Exercise details: Arrange the lines from the first one up to and including the line with "browser-icon (441, 914, 469, 940)" as a numbered list, leaving out any blank lines.

Raw records:
====

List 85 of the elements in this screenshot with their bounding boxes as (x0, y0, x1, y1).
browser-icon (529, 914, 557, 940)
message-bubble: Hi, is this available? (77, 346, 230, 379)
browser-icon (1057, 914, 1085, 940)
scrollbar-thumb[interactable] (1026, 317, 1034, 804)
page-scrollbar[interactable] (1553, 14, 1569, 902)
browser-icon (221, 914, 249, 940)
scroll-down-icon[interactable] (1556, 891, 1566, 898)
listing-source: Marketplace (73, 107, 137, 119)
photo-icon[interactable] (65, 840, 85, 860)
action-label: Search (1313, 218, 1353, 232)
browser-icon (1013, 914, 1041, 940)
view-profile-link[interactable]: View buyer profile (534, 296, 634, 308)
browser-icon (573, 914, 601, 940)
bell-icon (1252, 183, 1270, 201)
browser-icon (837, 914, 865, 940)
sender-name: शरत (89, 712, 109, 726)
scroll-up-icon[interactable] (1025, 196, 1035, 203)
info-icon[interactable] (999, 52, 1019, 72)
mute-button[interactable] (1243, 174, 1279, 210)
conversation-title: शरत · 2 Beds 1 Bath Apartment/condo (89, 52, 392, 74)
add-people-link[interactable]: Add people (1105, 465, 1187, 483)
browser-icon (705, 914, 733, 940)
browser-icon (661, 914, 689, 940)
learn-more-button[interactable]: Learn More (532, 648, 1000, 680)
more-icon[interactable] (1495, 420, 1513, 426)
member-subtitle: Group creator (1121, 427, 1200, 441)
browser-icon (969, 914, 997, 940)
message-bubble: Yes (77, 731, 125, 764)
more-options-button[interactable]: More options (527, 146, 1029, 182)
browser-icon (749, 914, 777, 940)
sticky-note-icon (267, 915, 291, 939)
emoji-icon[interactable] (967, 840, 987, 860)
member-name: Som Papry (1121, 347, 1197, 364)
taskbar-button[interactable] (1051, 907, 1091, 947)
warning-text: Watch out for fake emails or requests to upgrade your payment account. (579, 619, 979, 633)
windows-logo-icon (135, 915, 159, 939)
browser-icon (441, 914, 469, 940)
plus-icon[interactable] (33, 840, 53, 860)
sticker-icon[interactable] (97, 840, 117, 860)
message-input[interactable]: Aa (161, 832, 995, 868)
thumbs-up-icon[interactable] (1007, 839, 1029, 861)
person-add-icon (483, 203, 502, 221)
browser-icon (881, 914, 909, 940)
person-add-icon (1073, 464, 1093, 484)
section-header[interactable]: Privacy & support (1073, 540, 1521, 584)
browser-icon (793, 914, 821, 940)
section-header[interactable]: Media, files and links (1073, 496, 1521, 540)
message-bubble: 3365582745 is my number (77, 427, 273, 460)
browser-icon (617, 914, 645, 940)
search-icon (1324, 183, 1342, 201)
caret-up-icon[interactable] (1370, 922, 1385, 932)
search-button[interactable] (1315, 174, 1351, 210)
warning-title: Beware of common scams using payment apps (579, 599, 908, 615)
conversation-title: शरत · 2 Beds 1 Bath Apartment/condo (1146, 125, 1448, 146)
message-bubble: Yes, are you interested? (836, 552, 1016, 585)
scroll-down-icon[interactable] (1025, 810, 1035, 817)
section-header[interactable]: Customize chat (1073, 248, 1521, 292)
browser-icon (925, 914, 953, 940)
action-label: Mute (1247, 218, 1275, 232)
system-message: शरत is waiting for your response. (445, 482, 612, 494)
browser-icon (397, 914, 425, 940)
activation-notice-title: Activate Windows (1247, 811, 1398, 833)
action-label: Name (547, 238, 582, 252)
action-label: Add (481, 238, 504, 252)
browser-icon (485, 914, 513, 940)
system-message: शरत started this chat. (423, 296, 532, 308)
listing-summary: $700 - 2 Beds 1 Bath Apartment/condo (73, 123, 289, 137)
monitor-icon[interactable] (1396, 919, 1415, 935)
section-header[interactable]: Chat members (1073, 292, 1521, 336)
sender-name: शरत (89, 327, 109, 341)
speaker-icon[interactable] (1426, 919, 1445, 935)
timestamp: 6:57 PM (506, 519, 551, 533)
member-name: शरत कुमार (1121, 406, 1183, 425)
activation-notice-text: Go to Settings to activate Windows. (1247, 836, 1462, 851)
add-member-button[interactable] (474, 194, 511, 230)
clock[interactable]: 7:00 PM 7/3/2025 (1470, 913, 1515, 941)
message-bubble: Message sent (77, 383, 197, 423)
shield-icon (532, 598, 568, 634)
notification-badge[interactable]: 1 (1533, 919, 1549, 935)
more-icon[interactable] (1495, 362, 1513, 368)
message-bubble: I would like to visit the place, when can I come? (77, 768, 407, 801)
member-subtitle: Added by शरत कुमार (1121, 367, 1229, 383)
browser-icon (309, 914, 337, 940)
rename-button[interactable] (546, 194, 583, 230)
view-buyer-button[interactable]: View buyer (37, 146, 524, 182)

====

Correct response:
1. List 85 of the elements in this screenshot with their bounding boxes as (x0, y0, x1, y1).
2. browser-icon (529, 914, 557, 940)
3. message-bubble: Hi, is this available? (77, 346, 230, 379)
4. browser-icon (1057, 914, 1085, 940)
5. scrollbar-thumb[interactable] (1026, 317, 1034, 804)
6. page-scrollbar[interactable] (1553, 14, 1569, 902)
7. browser-icon (221, 914, 249, 940)
8. scroll-down-icon[interactable] (1556, 891, 1566, 898)
9. listing-source: Marketplace (73, 107, 137, 119)
10. photo-icon[interactable] (65, 840, 85, 860)
11. action-label: Search (1313, 218, 1353, 232)
12. browser-icon (1013, 914, 1041, 940)
13. view-profile-link[interactable]: View buyer profile (534, 296, 634, 308)
14. browser-icon (573, 914, 601, 940)
15. bell-icon (1252, 183, 1270, 201)
16. browser-icon (837, 914, 865, 940)
17. sender-name: शरत (89, 712, 109, 726)
18. scroll-up-icon[interactable] (1025, 196, 1035, 203)
19. info-icon[interactable] (999, 52, 1019, 72)
20. mute-button[interactable] (1243, 174, 1279, 210)
21. conversation-title: शरत · 2 Beds 1 Bath Apartment/condo (89, 52, 392, 74)
22. add-people-link[interactable]: Add people (1105, 465, 1187, 483)
23. browser-icon (705, 914, 733, 940)
24. browser-icon (661, 914, 689, 940)
25. learn-more-button[interactable]: Learn More (532, 648, 1000, 680)
26. more-icon[interactable] (1495, 420, 1513, 426)
27. member-subtitle: Group creator (1121, 427, 1200, 441)
28. browser-icon (969, 914, 997, 940)
29. message-bubble: Yes (77, 731, 125, 764)
30. more-options-button[interactable]: More options (527, 146, 1029, 182)
31. browser-icon (749, 914, 777, 940)
32. sticky-note-icon (267, 915, 291, 939)
33. emoji-icon[interactable] (967, 840, 987, 860)
34. member-name: Som Papry (1121, 347, 1197, 364)
35. taskbar-button[interactable] (1051, 907, 1091, 947)
36. warning-text: Watch out for fake emails or requests to upgrade your payment account. (579, 619, 979, 633)
37. windows-logo-icon (135, 915, 159, 939)
38. browser-icon (441, 914, 469, 940)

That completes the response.